### Problem details
Every line of the material below must be repeated exactly.

(Dataset entries)
+--
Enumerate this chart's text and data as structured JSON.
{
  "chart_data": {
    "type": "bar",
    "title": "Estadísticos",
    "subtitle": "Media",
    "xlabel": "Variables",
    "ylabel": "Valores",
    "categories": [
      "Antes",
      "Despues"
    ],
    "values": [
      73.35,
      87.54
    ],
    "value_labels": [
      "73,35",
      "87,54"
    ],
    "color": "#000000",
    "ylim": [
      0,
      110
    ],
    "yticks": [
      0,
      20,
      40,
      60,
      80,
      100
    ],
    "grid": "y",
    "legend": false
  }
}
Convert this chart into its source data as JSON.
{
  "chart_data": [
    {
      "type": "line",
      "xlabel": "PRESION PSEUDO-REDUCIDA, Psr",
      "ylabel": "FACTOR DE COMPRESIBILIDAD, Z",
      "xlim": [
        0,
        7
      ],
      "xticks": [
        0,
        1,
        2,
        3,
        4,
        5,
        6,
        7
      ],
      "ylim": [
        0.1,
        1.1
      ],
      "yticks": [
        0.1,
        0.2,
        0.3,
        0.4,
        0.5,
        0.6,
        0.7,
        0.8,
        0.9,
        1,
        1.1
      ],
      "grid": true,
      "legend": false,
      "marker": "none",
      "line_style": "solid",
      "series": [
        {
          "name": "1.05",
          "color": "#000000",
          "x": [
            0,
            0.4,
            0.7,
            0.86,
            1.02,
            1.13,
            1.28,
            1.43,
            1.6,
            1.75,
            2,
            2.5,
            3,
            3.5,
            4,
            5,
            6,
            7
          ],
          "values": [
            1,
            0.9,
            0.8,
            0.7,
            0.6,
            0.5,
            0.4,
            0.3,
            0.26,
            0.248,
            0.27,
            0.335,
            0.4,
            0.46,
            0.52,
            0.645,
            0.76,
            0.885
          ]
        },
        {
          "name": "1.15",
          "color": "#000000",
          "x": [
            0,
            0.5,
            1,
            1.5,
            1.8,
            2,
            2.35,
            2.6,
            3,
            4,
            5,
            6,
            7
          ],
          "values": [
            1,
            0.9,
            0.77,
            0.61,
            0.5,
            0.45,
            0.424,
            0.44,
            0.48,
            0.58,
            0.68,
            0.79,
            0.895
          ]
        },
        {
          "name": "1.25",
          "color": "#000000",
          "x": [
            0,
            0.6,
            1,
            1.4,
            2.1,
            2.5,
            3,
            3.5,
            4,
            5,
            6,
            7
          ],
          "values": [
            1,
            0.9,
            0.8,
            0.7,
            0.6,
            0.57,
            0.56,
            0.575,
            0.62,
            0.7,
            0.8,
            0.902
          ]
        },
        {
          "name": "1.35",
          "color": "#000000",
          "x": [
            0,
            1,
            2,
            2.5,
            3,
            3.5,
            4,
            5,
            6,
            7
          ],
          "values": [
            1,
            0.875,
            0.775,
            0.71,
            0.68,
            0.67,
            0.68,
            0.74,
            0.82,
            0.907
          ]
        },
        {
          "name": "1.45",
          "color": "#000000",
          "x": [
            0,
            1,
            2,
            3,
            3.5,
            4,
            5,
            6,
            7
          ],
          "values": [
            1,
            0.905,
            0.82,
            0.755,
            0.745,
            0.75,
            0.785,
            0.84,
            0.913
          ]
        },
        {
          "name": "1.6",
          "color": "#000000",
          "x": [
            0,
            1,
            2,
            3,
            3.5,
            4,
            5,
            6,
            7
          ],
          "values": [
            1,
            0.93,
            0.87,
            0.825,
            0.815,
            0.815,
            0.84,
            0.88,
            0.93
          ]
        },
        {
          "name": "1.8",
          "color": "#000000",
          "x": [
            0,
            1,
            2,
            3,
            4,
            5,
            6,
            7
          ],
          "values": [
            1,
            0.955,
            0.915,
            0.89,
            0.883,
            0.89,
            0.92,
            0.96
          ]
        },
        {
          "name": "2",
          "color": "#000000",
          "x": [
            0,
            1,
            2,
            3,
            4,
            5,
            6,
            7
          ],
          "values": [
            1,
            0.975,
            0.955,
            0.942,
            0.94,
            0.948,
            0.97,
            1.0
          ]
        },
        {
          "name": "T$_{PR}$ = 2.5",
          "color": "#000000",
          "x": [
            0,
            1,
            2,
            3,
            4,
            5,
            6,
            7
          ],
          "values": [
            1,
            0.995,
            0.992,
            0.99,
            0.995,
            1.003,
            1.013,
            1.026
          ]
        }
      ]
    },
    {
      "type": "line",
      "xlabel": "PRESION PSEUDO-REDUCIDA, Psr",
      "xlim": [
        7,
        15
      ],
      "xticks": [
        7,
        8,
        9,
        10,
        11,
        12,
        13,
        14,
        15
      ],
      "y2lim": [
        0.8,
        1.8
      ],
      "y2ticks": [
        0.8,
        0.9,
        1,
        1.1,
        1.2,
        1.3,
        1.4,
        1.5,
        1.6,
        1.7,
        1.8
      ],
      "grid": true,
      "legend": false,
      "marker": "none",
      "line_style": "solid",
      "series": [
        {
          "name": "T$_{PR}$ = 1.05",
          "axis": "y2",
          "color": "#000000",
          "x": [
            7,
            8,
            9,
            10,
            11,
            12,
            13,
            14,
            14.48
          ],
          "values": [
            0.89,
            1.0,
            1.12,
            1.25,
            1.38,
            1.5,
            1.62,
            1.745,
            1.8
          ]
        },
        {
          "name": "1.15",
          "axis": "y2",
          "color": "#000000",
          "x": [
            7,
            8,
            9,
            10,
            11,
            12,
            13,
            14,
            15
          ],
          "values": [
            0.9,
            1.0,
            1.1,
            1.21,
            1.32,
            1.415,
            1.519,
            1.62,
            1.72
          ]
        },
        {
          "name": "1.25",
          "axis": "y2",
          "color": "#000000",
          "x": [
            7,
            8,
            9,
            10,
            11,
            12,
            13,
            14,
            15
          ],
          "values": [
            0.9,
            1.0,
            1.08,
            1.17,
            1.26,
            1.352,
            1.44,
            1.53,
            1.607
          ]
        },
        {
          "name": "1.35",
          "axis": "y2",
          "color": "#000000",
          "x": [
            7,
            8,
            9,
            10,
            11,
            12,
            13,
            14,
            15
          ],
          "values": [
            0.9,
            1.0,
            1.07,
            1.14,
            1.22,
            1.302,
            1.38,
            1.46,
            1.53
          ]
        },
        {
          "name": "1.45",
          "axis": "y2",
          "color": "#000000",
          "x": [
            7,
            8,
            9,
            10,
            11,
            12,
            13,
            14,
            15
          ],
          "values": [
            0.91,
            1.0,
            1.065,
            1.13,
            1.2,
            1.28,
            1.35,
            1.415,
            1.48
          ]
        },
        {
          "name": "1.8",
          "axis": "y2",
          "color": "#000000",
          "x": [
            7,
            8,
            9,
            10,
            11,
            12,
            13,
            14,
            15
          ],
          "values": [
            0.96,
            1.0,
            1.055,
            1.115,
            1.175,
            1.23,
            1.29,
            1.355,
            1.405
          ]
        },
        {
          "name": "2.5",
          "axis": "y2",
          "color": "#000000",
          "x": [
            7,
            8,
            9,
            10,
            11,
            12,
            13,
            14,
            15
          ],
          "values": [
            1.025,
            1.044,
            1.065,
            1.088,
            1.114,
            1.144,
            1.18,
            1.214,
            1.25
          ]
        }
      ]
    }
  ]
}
+--
### Full response
Enumerate this chart's text and data as structured JSON.
{
  "chart_data": {
    "type": "bar",
    "title": "Estadísticos",
    "subtitle": "Media",
    "xlabel": "Variables",
    "ylabel": "Valores",
    "categories": [
      "Antes",
      "Despues"
    ],
    "values": [
      73.35,
      87.54
    ],
    "value_labels": [
      "73,35",
      "87,54"
    ],
    "color": "#000000",
    "ylim": [
      0,
      110
    ],
    "yticks": [
      0,
      20,
      40,
      60,
      80,
      100
    ],
    "grid": "y",
    "legend": false
  }
}
Convert this chart into its source data as JSON.
{
  "chart_data": [
    {
      "type": "line",
      "xlabel": "PRESION PSEUDO-REDUCIDA, Psr",
      "ylabel": "FACTOR DE COMPRESIBILIDAD, Z",
      "xlim": [
        0,
        7
      ],
      "xticks": [
        0,
        1,
        2,
        3,
        4,
        5,
        6,
        7
      ],
      "ylim": [
        0.1,
        1.1
      ],
      "yticks": [
        0.1,
        0.2,
        0.3,
        0.4,
        0.5,
        0.6,
        0.7,
        0.8,
        0.9,
        1,
        1.1
      ],
      "grid": true,
      "legend": false,
      "marker": "none",
      "line_style": "solid",
      "series": [
        {
          "name": "1.05",
          "color": "#000000",
          "x": [
            0,
            0.4,
            0.7,
            0.86,
            1.02,
            1.13,
            1.28,
            1.43,
            1.6,
            1.75,
            2,
            2.5,
            3,
            3.5,
            4,
            5,
            6,
            7
          ],
          "values": [
            1,
            0.9,
            0.8,
            0.7,
            0.6,
            0.5,
            0.4,
            0.3,
            0.26,
            0.248,
            0.27,
            0.335,
            0.4,
            0.46,
            0.52,
            0.645,
            0.76,
            0.885
          ]
        },
        {
          "name": "1.15",
          "color": "#000000",
          "x": [
            0,
            0.5,
            1,
            1.5,
            1.8,
            2,
            2.35,
            2.6,
            3,
            4,
            5,
            6,
            7
          ],
          "values": [
            1,
            0.9,
            0.77,
            0.61,
            0.5,
            0.45,
            0.424,
            0.44,
            0.48,
            0.58,
            0.68,
            0.79,
            0.895
          ]
        },
        {
          "name": "1.25",
          "color": "#000000",
          "x": [
            0,
            0.6,
            1,
            1.4,
            2.1,
            2.5,
            3,
            3.5,
            4,
            5,
            6,
            7
          ],
          "values": [
            1,
            0.9,
            0.8,
            0.7,
            0.6,
            0.57,
            0.56,
            0.575,
            0.62,
            0.7,
            0.8,
            0.902
          ]
        },
        {
          "name": "1.35",
          "color": "#000000",
          "x": [
            0,
            1,
            2,
            2.5,
            3,
            3.5,
            4,
            5,
            6,
            7
          ],
          "values": [
            1,
            0.875,
            0.775,
            0.71,
            0.68,
            0.67,
            0.68,
            0.74,
            0.82,
            0.907
          ]
        },
        {
          "name": "1.45",
          "color": "#000000",
          "x": [
            0,
            1,
            2,
            3,
            3.5,
            4,
            5,
            6,
            7
          ],
          "values": [
            1,
            0.905,
            0.82,
            0.755,
            0.745,
            0.75,
            0.785,
            0.84,
            0.913
          ]
        },
        {
          "name": "1.6",
          "color": "#000000",
          "x": [
            0,
            1,
            2,
            3,
            3.5,
            4,
            5,
            6,
            7
          ],
          "values": [
            1,
            0.93,
            0.87,
            0.825,
            0.815,
            0.815,
            0.84,
            0.88,
            0.93
          ]
        },
        {
          "name": "1.8",
          "color": "#000000",
          "x": [
            0,
            1,
            2,
            3,
            4,
            5,
            6,
            7
          ],
          "values": [
            1,
            0.955,
            0.915,
            0.89,
            0.883,
            0.89,
            0.92,
            0.96
          ]
        },
        {
          "name": "2",
          "color": "#000000",
          "x": [
            0,
            1,
            2,
            3,
            4,
            5,
            6,
            7
          ],
          "values": [
            1,
            0.975,
            0.955,
            0.942,
            0.94,
            0.948,
            0.97,
            1.0
          ]
        },
        {
          "name": "T$_{PR}$ = 2.5",
          "color": "#000000",
          "x": [
            0,
            1,
            2,
            3,
            4,
            5,
            6,
            7
          ],
          "values": [
            1,
            0.995,
            0.992,
            0.99,
            0.995,
            1.003,
            1.013,
            1.026
          ]
        }
      ]
    },
    {
      "type": "line",
      "xlabel": "PRESION PSEUDO-REDUCIDA, Psr",
      "xlim": [
        7,
        15
      ],
      "xticks": [
        7,
        8,
        9,
        10,
        11,
        12,
        13,
        14,
        15
      ],
      "y2lim": [
        0.8,
        1.8
      ],
      "y2ticks": [
        0.8,
        0.9,
        1,
        1.1,
        1.2,
        1.3,
        1.4,
        1.5,
        1.6,
        1.7,
        1.8
      ],
      "grid": true,
      "legend": false,
      "marker": "none",
      "line_style": "solid",
      "series": [
        {
          "name": "T$_{PR}$ = 1.05",
          "axis": "y2",
          "color": "#000000",
          "x": [
            7,
            8,
            9,
            10,
            11,
            12,
            13,
            14,
            14.48
          ],
          "values": [
            0.89,
            1.0,
            1.12,
            1.25,
            1.38,
            1.5,
            1.62,
            1.745,
            1.8
          ]
        },
        {
          "name": "1.15",
          "axis": "y2",
          "color": "#000000",
          "x": [
            7,
            8,
            9,
            10,
            11,
            12,
            13,
            14,
            15
          ],
          "values": [
            0.9,
            1.0,
            1.1,
            1.21,
            1.32,
            1.415,
            1.519,
            1.62,
            1.72
          ]
        },
        {
          "name": "1.25",
          "axis": "y2",
          "color": "#000000",
          "x": [
            7,
            8,
            9,
            10,
            11,
            12,
            13,
            14,
            15
          ],
          "values": [
            0.9,
            1.0,
            1.08,
            1.17,
            1.26,
            1.352,
            1.44,
            1.53,
            1.607
          ]
        },
        {
          "name": "1.35",
          "axis": "y2",
          "color": "#000000",
          "x": [
            7,
            8,
            9,
            10,
            11,
            12,
            13,
            14,
            15
          ],
          "values": [
            0.9,
            1.0,
            1.07,
            1.14,
            1.22,
            1.302,
            1.38,
            1.46,
            1.53
          ]
        },
        {
          "name": "1.45",
          "axis": "y2",
          "color": "#000000",
          "x": [
            7,
            8,
            9,
            10,
            11,
            12,
            13,
            14,
            15
          ],
          "values": [
            0.91,
            1.0,
            1.065,
            1.13,
            1.2,
            1.28,
            1.35,
            1.415,
            1.48
          ]
        },
        {
          "name": "1.8",
          "axis": "y2",
          "color": "#000000",
          "x": [
            7,
            8,
            9,
            10,
            11,
            12,
            13,
            14,
            15
          ],
          "values": [
            0.96,
            1.0,
            1.055,
            1.115,
            1.175,
            1.23,
            1.29,
            1.355,
            1.405
          ]
        },
        {
          "name": "2.5",
          "axis": "y2",
          "color": "#000000",
          "x": [
            7,
            8,
            9,
            10,
            11,
            12,
            13,
            14,
            15
          ],
          "values": [
            1.025,
            1.044,
            1.065,
            1.088,
            1.114,
            1.144,
            1.18,
            1.214,
            1.25
          ]
        }
      ]
    }
  ]
}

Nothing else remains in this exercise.